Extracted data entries

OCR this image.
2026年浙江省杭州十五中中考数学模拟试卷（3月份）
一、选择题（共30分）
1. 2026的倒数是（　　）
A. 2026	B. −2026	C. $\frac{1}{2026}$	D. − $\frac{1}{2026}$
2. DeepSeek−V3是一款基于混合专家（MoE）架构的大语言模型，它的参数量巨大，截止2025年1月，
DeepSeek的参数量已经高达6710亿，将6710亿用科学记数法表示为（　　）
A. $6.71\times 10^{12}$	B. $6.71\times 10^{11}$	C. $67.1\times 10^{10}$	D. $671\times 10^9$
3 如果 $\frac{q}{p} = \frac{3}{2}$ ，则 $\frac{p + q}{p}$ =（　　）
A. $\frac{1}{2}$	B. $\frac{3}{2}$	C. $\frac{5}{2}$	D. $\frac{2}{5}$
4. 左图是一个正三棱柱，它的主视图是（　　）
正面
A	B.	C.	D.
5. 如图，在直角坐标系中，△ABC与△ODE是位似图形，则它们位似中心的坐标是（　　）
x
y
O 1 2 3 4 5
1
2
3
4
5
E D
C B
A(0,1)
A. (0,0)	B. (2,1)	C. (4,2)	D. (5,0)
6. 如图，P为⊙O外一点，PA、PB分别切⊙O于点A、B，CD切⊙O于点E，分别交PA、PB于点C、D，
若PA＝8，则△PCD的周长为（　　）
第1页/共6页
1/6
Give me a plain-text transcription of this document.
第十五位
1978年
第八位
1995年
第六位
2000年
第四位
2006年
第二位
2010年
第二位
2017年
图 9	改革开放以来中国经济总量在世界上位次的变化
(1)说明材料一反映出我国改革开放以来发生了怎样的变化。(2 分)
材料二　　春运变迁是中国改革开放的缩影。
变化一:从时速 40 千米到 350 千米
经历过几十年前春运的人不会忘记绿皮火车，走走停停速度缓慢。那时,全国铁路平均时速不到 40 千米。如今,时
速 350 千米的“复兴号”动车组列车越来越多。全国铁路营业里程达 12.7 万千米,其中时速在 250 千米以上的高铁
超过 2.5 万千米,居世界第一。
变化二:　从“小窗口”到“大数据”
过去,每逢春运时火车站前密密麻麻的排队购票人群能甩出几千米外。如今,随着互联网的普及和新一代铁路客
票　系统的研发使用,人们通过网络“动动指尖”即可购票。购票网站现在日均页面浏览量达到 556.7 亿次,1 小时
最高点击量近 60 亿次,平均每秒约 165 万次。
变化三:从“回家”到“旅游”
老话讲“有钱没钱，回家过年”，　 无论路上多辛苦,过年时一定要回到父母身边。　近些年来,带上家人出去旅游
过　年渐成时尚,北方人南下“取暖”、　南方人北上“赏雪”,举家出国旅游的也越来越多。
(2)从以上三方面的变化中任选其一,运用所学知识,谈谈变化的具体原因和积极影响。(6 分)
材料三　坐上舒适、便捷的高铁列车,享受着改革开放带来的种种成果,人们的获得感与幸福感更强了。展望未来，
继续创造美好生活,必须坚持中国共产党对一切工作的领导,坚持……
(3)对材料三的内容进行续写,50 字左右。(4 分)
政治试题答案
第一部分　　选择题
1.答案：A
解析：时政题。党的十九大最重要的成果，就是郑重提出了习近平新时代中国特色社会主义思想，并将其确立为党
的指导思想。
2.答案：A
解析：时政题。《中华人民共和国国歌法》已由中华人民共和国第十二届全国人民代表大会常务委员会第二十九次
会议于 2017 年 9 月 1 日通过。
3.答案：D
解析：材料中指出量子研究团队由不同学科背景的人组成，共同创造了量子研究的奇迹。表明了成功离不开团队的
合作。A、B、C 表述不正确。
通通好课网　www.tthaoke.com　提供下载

### EXERCISE REQUIREMENTS
Only the lines from the one that contains "Give me a plain-text" to the end of the entries above should be given again, exactly and in full.

### TASK ANSWER
Give me a plain-text transcription of this document.
第十五位
1978年
第八位
1995年
第六位
2000年
第四位
2006年
第二位
2010年
第二位
2017年
图 9	改革开放以来中国经济总量在世界上位次的变化
(1)说明材料一反映出我国改革开放以来发生了怎样的变化。(2 分)
材料二　　春运变迁是中国改革开放的缩影。
变化一:从时速 40 千米到 350 千米
经历过几十年前春运的人不会忘记绿皮火车，走走停停速度缓慢。那时,全国铁路平均时速不到 40 千米。如今,时
速 350 千米的“复兴号”动车组列车越来越多。全国铁路营业里程达 12.7 万千米,其中时速在 250 千米以上的高铁
超过 2.5 万千米,居世界第一。
变化二:　从“小窗口”到“大数据”
过去,每逢春运时火车站前密密麻麻的排队购票人群能甩出几千米外。如今,随着互联网的普及和新一代铁路客
票　系统的研发使用,人们通过网络“动动指尖”即可购票。购票网站现在日均页面浏览量达到 556.7 亿次,1 小时
最高点击量近 60 亿次,平均每秒约 165 万次。
变化三:从“回家”到“旅游”
老话讲“有钱没钱，回家过年”，　 无论路上多辛苦,过年时一定要回到父母身边。　近些年来,带上家人出去旅游
过　年渐成时尚,北方人南下“取暖”、　南方人北上“赏雪”,举家出国旅游的也越来越多。
(2)从以上三方面的变化中任选其一,运用所学知识,谈谈变化的具体原因和积极影响。(6 分)
材料三　坐上舒适、便捷的高铁列车,享受着改革开放带来的种种成果,人们的获得感与幸福感更强了。展望未来，
继续创造美好生活,必须坚持中国共产党对一切工作的领导,坚持……
(3)对材料三的内容进行续写,50 字左右。(4 分)
政治试题答案
第一部分　　选择题
1.答案：A
解析：时政题。党的十九大最重要的成果，就是郑重提出了习近平新时代中国特色社会主义思想，并将其确立为党
的指导思想。
2.答案：A
解析：时政题。《中华人民共和国国歌法》已由中华人民共和国第十二届全国人民代表大会常务委员会第二十九次
会议于 2017 年 9 月 1 日通过。
3.答案：D
解析：材料中指出量子研究团队由不同学科背景的人组成，共同创造了量子研究的奇迹。表明了成功离不开团队的
合作。A、B、C 表述不正确。
通通好课网　www.tthaoke.com　提供下载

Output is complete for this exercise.